** Begin **

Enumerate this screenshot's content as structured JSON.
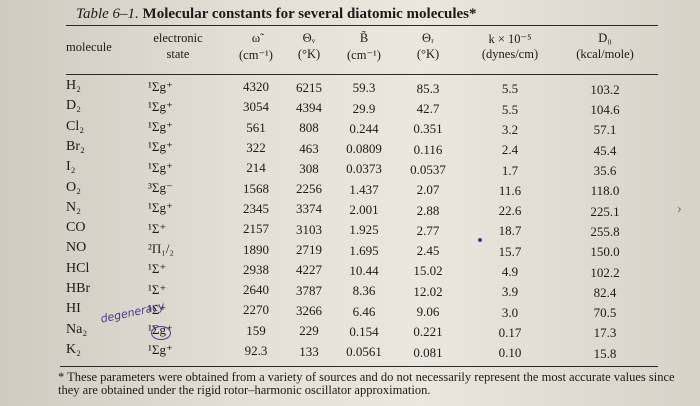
{
  "caption": {
    "number": "Table 6–1.",
    "title": "Molecular constants for several diatomic molecules*"
  },
  "headers": [
    [
      "molecule"
    ],
    [
      "electronic",
      "state"
    ],
    [
      "ω̃",
      "(cm⁻¹)"
    ],
    [
      "Θᵥ",
      "(°K)"
    ],
    [
      "B̃",
      "(cm⁻¹)"
    ],
    [
      "Θᵣ",
      "(°K)"
    ],
    [
      "k × 10⁻⁵",
      "(dynes/cm)"
    ],
    [
      "D₀",
      "(kcal/mole)"
    ]
  ],
  "rows": [
    [
      "H₂",
      "¹Σg⁺",
      "4320",
      "6215",
      "59.3",
      "85.3",
      "5.5",
      "103.2"
    ],
    [
      "D₂",
      "¹Σg⁺",
      "3054",
      "4394",
      "29.9",
      "42.7",
      "5.5",
      "104.6"
    ],
    [
      "Cl₂",
      "¹Σg⁺",
      "561",
      "808",
      "0.244",
      "0.351",
      "3.2",
      "57.1"
    ],
    [
      "Br₂",
      "¹Σg⁺",
      "322",
      "463",
      "0.0809",
      "0.116",
      "2.4",
      "45.4"
    ],
    [
      "I₂",
      "¹Σg⁺",
      "214",
      "308",
      "0.0373",
      "0.0537",
      "1.7",
      "35.6"
    ],
    [
      "O₂",
      "³Σg⁻",
      "1568",
      "2256",
      "1.437",
      "2.07",
      "11.6",
      "118.0"
    ],
    [
      "N₂",
      "¹Σg⁺",
      "2345",
      "3374",
      "2.001",
      "2.88",
      "22.6",
      "225.1"
    ],
    [
      "CO",
      "¹Σ⁺",
      "2157",
      "3103",
      "1.925",
      "2.77",
      "18.7",
      "255.8"
    ],
    [
      "NO",
      "²Π₁/₂",
      "1890",
      "2719",
      "1.695",
      "2.45",
      "15.7",
      "150.0"
    ],
    [
      "HCl",
      "¹Σ⁺",
      "2938",
      "4227",
      "10.44",
      "15.02",
      "4.9",
      "102.2"
    ],
    [
      "HBr",
      "¹Σ⁺",
      "2640",
      "3787",
      "8.36",
      "12.02",
      "3.9",
      "82.4"
    ],
    [
      "HI",
      "¹Σ⁺",
      "2270",
      "3266",
      "6.46",
      "9.06",
      "3.0",
      "70.5"
    ],
    [
      "Na₂",
      "¹Σg⁺",
      "159",
      "229",
      "0.154",
      "0.221",
      "0.17",
      "17.3"
    ],
    [
      "K₂",
      "¹Σg⁺",
      "92.3",
      "133",
      "0.0561",
      "0.081",
      "0.10",
      "15.8"
    ]
  ],
  "footnote": "* These parameters were obtained from a variety of sources and do not necessarily represent the most accurate values since they are obtained under the rigid rotor–harmonic oscillator approximation.",
  "handwriting": "degeneracy"
}
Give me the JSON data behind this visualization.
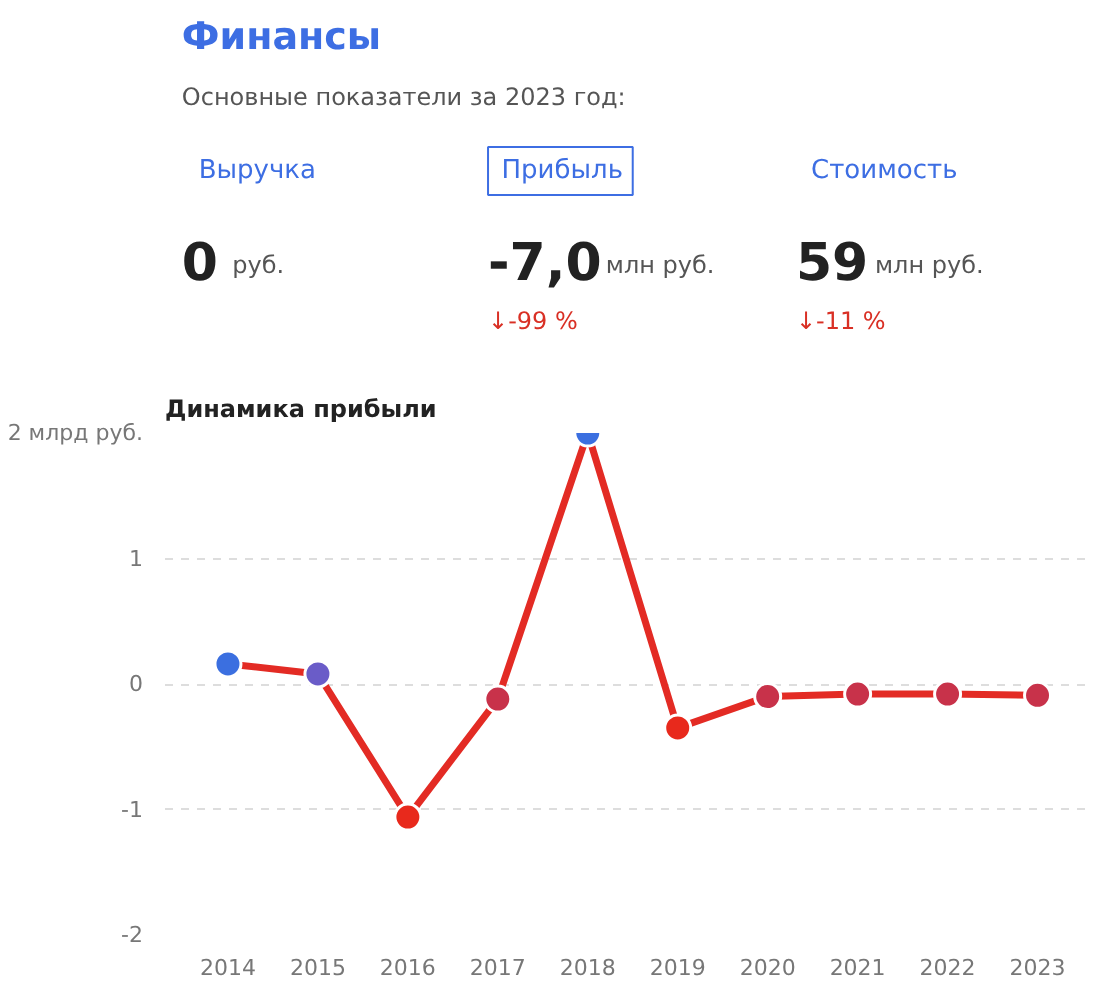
{
  "chart_data": [
    {
      "type": "other",
      "title": "Финансы",
      "subtitle": "Основные показатели за 2023 год:",
      "annotations": [
        "Выручка",
        "0",
        "руб.",
        "Прибыль",
        "-7,0",
        "млн руб.",
        "↓-99 %",
        "Стоимость",
        "59",
        "млн руб.",
        "↓-11 %"
      ]
    },
    {
      "type": "line",
      "title": "Динамика прибыли",
      "categories": [
        "2014",
        "2015",
        "2016",
        "2017",
        "2018",
        "2019",
        "2020",
        "2021",
        "2022",
        "2023"
      ],
      "series": [
        {
          "color": "#e32b24",
          "values": [
            0.16,
            0.08,
            -1.06,
            -0.12,
            2.0,
            -0.35,
            -0.1,
            -0.08,
            -0.08,
            -0.09
          ],
          "colors": [
            "#3b6fe0",
            "#6a5cc8",
            "#e8291c",
            "#c8324a",
            "#3b6fe0",
            "#e8291c",
            "#c8324a",
            "#c8324a",
            "#c8324a",
            "#c8324a"
          ]
        }
      ],
      "ylim": [
        -2,
        2
      ],
      "yticks": [
        -2,
        -1,
        0,
        1,
        {
          "value": 2,
          "label": "2 млрд руб."
        }
      ],
      "grid": "y",
      "marker": "circle",
      "line_style": "solid"
    }
  ]
}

** End **

• _What the exercise asks_:
Leave out the pictures and retype every line above exactly.

• _Solved exercise_:
Enumerate this screenshot's content as structured JSON.
{
  "caption": {
    "number": "Table 6–1.",
    "title": "Molecular constants for several diatomic molecules*"
  },
  "headers": [
    [
      "molecule"
    ],
    [
      "electronic",
      "state"
    ],
    [
      "ω̃",
      "(cm⁻¹)"
    ],
    [
      "Θᵥ",
      "(°K)"
    ],
    [
      "B̃",
      "(cm⁻¹)"
    ],
    [
      "Θᵣ",
      "(°K)"
    ],
    [
      "k × 10⁻⁵",
      "(dynes/cm)"
    ],
    [
      "D₀",
      "(kcal/mole)"
    ]
  ],
  "rows": [
    [
      "H₂",
      "¹Σg⁺",
      "4320",
      "6215",
      "59.3",
      "85.3",
      "5.5",
      "103.2"
    ],
    [
      "D₂",
      "¹Σg⁺",
      "3054",
      "4394",
      "29.9",
      "42.7",
      "5.5",
      "104.6"
    ],
    [
      "Cl₂",
      "¹Σg⁺",
      "561",
      "808",
      "0.244",
      "0.351",
      "3.2",
      "57.1"
    ],
    [
      "Br₂",
      "¹Σg⁺",
      "322",
      "463",
      "0.0809",
      "0.116",
      "2.4",
      "45.4"
    ],
    [
      "I₂",
      "¹Σg⁺",
      "214",
      "308",
      "0.0373",
      "0.0537",
      "1.7",
      "35.6"
    ],
    [
      "O₂",
      "³Σg⁻",
      "1568",
      "2256",
      "1.437",
      "2.07",
      "11.6",
      "118.0"
    ],
    [
      "N₂",
      "¹Σg⁺",
      "2345",
      "3374",
      "2.001",
      "2.88",
      "22.6",
      "225.1"
    ],
    [
      "CO",
      "¹Σ⁺",
      "2157",
      "3103",
      "1.925",
      "2.77",
      "18.7",
      "255.8"
    ],
    [
      "NO",
      "²Π₁/₂",
      "1890",
      "2719",
      "1.695",
      "2.45",
      "15.7",
      "150.0"
    ],
    [
      "HCl",
      "¹Σ⁺",
      "2938",
      "4227",
      "10.44",
      "15.02",
      "4.9",
      "102.2"
    ],
    [
      "HBr",
      "¹Σ⁺",
      "2640",
      "3787",
      "8.36",
      "12.02",
      "3.9",
      "82.4"
    ],
    [
      "HI",
      "¹Σ⁺",
      "2270",
      "3266",
      "6.46",
      "9.06",
      "3.0",
      "70.5"
    ],
    [
      "Na₂",
      "¹Σg⁺",
      "159",
      "229",
      "0.154",
      "0.221",
      "0.17",
      "17.3"
    ],
    [
      "K₂",
      "¹Σg⁺",
      "92.3",
      "133",
      "0.0561",
      "0.081",
      "0.10",
      "15.8"
    ]
  ],
  "footnote": "* These parameters were obtained from a variety of sources and do not necessarily represent the most accurate values since they are obtained under the rigid rotor–harmonic oscillator approximation.",
  "handwriting": "degeneracy"
}
Give me the JSON data behind this visualization.
{
  "chart_data": [
    {
      "type": "other",
      "title": "Финансы",
      "subtitle": "Основные показатели за 2023 год:",
      "annotations": [
        "Выручка",
        "0",
        "руб.",
        "Прибыль",
        "-7,0",
        "млн руб.",
        "↓-99 %",
        "Стоимость",
        "59",
        "млн руб.",
        "↓-11 %"
      ]
    },
    {
      "type": "line",
      "title": "Динамика прибыли",
      "categories": [
        "2014",
        "2015",
        "2016",
        "2017",
        "2018",
        "2019",
        "2020",
        "2021",
        "2022",
        "2023"
      ],
      "series": [
        {
          "color": "#e32b24",
          "values": [
            0.16,
            0.08,
            -1.06,
            -0.12,
            2.0,
            -0.35,
            -0.1,
            -0.08,
            -0.08,
            -0.09
          ],
          "colors": [
            "#3b6fe0",
            "#6a5cc8",
            "#e8291c",
            "#c8324a",
            "#3b6fe0",
            "#e8291c",
            "#c8324a",
            "#c8324a",
            "#c8324a",
            "#c8324a"
          ]
        }
      ],
      "ylim": [
        -2,
        2
      ],
      "yticks": [
        -2,
        -1,
        0,
        1,
        {
          "value": 2,
          "label": "2 млрд руб."
        }
      ],
      "grid": "y",
      "marker": "circle",
      "line_style": "solid"
    }
  ]
}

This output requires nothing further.